### DIRECTIONS
Make an exact copy of all the records.
--- BEGIN ---
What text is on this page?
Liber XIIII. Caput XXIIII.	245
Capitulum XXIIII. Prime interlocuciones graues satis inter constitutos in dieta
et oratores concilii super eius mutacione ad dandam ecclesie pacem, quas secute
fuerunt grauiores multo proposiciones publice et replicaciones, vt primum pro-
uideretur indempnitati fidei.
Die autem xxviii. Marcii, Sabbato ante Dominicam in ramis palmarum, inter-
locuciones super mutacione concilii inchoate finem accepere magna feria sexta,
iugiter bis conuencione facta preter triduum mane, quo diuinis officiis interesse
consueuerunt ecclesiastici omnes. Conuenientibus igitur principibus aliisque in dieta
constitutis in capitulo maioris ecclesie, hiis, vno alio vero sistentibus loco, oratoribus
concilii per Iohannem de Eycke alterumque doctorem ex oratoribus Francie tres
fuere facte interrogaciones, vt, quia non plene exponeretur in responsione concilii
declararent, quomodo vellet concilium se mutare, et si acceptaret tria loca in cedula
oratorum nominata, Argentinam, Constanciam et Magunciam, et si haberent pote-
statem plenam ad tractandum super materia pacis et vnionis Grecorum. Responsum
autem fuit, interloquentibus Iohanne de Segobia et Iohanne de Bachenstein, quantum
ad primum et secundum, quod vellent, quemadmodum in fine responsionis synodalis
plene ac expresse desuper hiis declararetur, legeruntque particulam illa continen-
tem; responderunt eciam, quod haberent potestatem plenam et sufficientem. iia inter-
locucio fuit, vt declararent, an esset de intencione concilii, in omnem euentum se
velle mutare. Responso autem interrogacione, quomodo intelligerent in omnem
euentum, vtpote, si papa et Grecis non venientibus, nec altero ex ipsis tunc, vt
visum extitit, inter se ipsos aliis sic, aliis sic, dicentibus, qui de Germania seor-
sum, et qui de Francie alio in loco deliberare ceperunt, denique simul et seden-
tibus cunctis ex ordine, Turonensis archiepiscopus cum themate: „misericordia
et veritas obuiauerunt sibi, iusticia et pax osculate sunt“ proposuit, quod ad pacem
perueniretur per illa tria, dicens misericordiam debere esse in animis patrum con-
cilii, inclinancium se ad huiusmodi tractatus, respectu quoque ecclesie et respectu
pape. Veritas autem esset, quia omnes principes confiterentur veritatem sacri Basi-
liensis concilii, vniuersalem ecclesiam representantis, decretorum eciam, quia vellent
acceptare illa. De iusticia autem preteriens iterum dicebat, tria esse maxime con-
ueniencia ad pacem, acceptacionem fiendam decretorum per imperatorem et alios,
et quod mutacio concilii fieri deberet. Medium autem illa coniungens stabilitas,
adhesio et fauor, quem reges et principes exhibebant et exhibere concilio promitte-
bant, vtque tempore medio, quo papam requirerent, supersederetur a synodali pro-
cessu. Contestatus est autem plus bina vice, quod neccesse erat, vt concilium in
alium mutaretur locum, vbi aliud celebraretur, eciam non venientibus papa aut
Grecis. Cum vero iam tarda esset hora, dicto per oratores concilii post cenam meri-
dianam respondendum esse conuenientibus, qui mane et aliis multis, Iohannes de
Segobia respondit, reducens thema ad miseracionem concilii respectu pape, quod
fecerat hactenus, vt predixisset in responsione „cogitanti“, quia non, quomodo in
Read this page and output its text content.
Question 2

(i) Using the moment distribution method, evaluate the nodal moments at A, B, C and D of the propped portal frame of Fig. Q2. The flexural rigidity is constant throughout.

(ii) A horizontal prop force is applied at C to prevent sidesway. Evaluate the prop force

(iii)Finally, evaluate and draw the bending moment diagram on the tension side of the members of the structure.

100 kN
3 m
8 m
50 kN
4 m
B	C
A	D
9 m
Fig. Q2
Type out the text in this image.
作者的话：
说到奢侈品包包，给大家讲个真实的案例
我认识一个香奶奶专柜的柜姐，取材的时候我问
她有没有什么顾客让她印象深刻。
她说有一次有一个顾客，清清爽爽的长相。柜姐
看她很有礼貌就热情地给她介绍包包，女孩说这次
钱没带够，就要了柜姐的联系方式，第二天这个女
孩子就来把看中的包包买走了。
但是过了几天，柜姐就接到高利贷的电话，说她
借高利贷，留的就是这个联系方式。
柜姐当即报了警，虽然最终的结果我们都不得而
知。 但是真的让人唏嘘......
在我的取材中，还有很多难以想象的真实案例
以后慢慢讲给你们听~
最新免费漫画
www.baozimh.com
--- END ---
### EXERCISE SOLUTION
What text is on this page?
Liber XIIII. Caput XXIIII.	245
Capitulum XXIIII. Prime interlocuciones graues satis inter constitutos in dieta
et oratores concilii super eius mutacione ad dandam ecclesie pacem, quas secute
fuerunt grauiores multo proposiciones publice et replicaciones, vt primum pro-
uideretur indempnitati fidei.
Die autem xxviii. Marcii, Sabbato ante Dominicam in ramis palmarum, inter-
locuciones super mutacione concilii inchoate finem accepere magna feria sexta,
iugiter bis conuencione facta preter triduum mane, quo diuinis officiis interesse
consueuerunt ecclesiastici omnes. Conuenientibus igitur principibus aliisque in dieta
constitutis in capitulo maioris ecclesie, hiis, vno alio vero sistentibus loco, oratoribus
concilii per Iohannem de Eycke alterumque doctorem ex oratoribus Francie tres
fuere facte interrogaciones, vt, quia non plene exponeretur in responsione concilii
declararent, quomodo vellet concilium se mutare, et si acceptaret tria loca in cedula
oratorum nominata, Argentinam, Constanciam et Magunciam, et si haberent pote-
statem plenam ad tractandum super materia pacis et vnionis Grecorum. Responsum
autem fuit, interloquentibus Iohanne de Segobia et Iohanne de Bachenstein, quantum
ad primum et secundum, quod vellent, quemadmodum in fine responsionis synodalis
plene ac expresse desuper hiis declararetur, legeruntque particulam illa continen-
tem; responderunt eciam, quod haberent potestatem plenam et sufficientem. iia inter-
locucio fuit, vt declararent, an esset de intencione concilii, in omnem euentum se
velle mutare. Responso autem interrogacione, quomodo intelligerent in omnem
euentum, vtpote, si papa et Grecis non venientibus, nec altero ex ipsis tunc, vt
visum extitit, inter se ipsos aliis sic, aliis sic, dicentibus, qui de Germania seor-
sum, et qui de Francie alio in loco deliberare ceperunt, denique simul et seden-
tibus cunctis ex ordine, Turonensis archiepiscopus cum themate: „misericordia
et veritas obuiauerunt sibi, iusticia et pax osculate sunt“ proposuit, quod ad pacem
perueniretur per illa tria, dicens misericordiam debere esse in animis patrum con-
cilii, inclinancium se ad huiusmodi tractatus, respectu quoque ecclesie et respectu
pape. Veritas autem esset, quia omnes principes confiterentur veritatem sacri Basi-
liensis concilii, vniuersalem ecclesiam representantis, decretorum eciam, quia vellent
acceptare illa. De iusticia autem preteriens iterum dicebat, tria esse maxime con-
ueniencia ad pacem, acceptacionem fiendam decretorum per imperatorem et alios,
et quod mutacio concilii fieri deberet. Medium autem illa coniungens stabilitas,
adhesio et fauor, quem reges et principes exhibebant et exhibere concilio promitte-
bant, vtque tempore medio, quo papam requirerent, supersederetur a synodali pro-
cessu. Contestatus est autem plus bina vice, quod neccesse erat, vt concilium in
alium mutaretur locum, vbi aliud celebraretur, eciam non venientibus papa aut
Grecis. Cum vero iam tarda esset hora, dicto per oratores concilii post cenam meri-
dianam respondendum esse conuenientibus, qui mane et aliis multis, Iohannes de
Segobia respondit, reducens thema ad miseracionem concilii respectu pape, quod
fecerat hactenus, vt predixisset in responsione „cogitanti“, quia non, quomodo in
Read this page and output its text content.
Question 2

(i) Using the moment distribution method, evaluate the nodal moments at A, B, C and D of the propped portal frame of Fig. Q2. The flexural rigidity is constant throughout.

(ii) A horizontal prop force is applied at C to prevent sidesway. Evaluate the prop force

(iii)Finally, evaluate and draw the bending moment diagram on the tension side of the members of the structure.

100 kN
3 m
8 m
50 kN
4 m
B	C
A	D
9 m
Fig. Q2
Type out the text in this image.
作者的话：
说到奢侈品包包，给大家讲个真实的案例
我认识一个香奶奶专柜的柜姐，取材的时候我问
她有没有什么顾客让她印象深刻。
她说有一次有一个顾客，清清爽爽的长相。柜姐
看她很有礼貌就热情地给她介绍包包，女孩说这次
钱没带够，就要了柜姐的联系方式，第二天这个女
孩子就来把看中的包包买走了。
但是过了几天，柜姐就接到高利贷的电话，说她
借高利贷，留的就是这个联系方式。
柜姐当即报了警，虽然最终的结果我们都不得而
知。 但是真的让人唏嘘......
在我的取材中，还有很多难以想象的真实案例
以后慢慢讲给你们听~
最新免费漫画
www.baozimh.com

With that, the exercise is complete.